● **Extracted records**
--------------------------------------------------

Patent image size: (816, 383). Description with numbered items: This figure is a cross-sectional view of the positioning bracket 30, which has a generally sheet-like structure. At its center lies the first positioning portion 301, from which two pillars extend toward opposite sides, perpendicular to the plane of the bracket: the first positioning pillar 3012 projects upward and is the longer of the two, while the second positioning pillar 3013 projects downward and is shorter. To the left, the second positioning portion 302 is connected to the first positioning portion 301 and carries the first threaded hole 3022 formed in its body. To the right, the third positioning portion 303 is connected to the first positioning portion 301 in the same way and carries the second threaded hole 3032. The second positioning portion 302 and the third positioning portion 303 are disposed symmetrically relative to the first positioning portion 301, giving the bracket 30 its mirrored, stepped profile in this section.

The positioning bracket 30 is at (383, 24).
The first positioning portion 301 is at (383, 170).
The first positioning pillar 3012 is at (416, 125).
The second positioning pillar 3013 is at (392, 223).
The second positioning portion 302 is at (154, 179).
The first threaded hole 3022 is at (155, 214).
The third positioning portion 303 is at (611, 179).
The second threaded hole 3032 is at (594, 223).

--------------------------------------------------

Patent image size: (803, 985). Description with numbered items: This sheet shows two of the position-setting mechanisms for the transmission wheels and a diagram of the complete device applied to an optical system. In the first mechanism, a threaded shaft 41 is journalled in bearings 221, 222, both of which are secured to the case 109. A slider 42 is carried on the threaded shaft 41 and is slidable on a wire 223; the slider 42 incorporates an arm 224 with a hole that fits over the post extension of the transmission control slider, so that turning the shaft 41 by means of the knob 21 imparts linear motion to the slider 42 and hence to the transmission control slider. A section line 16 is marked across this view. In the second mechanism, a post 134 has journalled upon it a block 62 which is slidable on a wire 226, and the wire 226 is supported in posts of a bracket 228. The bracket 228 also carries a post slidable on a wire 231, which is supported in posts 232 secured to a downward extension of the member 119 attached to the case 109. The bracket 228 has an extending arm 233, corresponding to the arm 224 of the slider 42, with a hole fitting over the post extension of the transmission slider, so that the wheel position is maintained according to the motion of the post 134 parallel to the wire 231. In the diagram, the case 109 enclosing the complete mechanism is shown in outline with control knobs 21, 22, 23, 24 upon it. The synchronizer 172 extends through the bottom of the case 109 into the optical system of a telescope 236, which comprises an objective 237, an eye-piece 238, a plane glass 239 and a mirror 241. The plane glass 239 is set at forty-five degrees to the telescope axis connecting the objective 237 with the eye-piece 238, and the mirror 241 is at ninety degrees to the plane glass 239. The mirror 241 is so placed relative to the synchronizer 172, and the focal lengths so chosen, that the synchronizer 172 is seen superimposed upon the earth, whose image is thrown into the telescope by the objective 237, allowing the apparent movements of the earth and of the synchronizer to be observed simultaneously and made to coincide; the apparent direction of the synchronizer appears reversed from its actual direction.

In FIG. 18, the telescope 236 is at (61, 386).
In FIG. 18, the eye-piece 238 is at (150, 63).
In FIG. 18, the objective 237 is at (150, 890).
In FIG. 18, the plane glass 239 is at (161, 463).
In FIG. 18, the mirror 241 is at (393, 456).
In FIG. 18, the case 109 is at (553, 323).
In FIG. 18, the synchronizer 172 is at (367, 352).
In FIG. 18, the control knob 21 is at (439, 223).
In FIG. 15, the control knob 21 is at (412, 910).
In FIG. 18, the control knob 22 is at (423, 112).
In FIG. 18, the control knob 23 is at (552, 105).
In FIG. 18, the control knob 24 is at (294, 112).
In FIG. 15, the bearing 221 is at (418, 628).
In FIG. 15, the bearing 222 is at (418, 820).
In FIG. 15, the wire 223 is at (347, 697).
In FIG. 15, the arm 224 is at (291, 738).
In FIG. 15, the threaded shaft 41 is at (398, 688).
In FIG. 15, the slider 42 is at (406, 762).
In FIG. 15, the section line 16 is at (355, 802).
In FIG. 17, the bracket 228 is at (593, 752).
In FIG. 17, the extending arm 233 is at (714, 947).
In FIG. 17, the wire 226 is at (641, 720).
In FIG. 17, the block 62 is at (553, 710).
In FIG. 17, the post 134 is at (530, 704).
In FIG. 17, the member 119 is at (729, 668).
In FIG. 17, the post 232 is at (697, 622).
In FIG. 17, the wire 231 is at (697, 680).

--------------------------------------------------

● **What is asked**
Turn the rows from the line containing "Patent image size: (816, 383)." through the line containing "The second threaded hole 3032 is", both included, into a JSON list of strings with one string per line and blank lines left out.

● **Expected output**
[
  "Patent image size: (816, 383). Description with numbered items: This figure is a cross-sectional view of the positioning bracket 30, which has a generally sheet-like structure. At its center lies the first positioning portion 301, from which two pillars extend toward opposite sides, perpendicular to the plane of the bracket: the first positioning pillar 3012 projects upward and is the longer of the two, while the second positioning pillar 3013 projects downward and is shorter. To the left, the second positioning portion 302 is connected to the first positioning portion 301 and carries the first threaded hole 3022 formed in its body. To the right, the third positioning portion 303 is connected to the first positioning portion 301 in the same way and carries the second threaded hole 3032. The second positioning portion 302 and the third positioning portion 303 are disposed symmetrically relative to the first positioning portion 301, giving the bracket 30 its mirrored, stepped profile in this section.",
  "The positioning bracket 30 is at (383, 24).",
  "The first positioning portion 301 is at (383, 170).",
  "The first positioning pillar 3012 is at (416, 125).",
  "The second positioning pillar 3013 is at (392, 223).",
  "The second positioning portion 302 is at (154, 179).",
  "The first threaded hole 3022 is at (155, 214).",
  "The third positioning portion 303 is at (611, 179).",
  "The second threaded hole 3032 is at (594, 223)."
]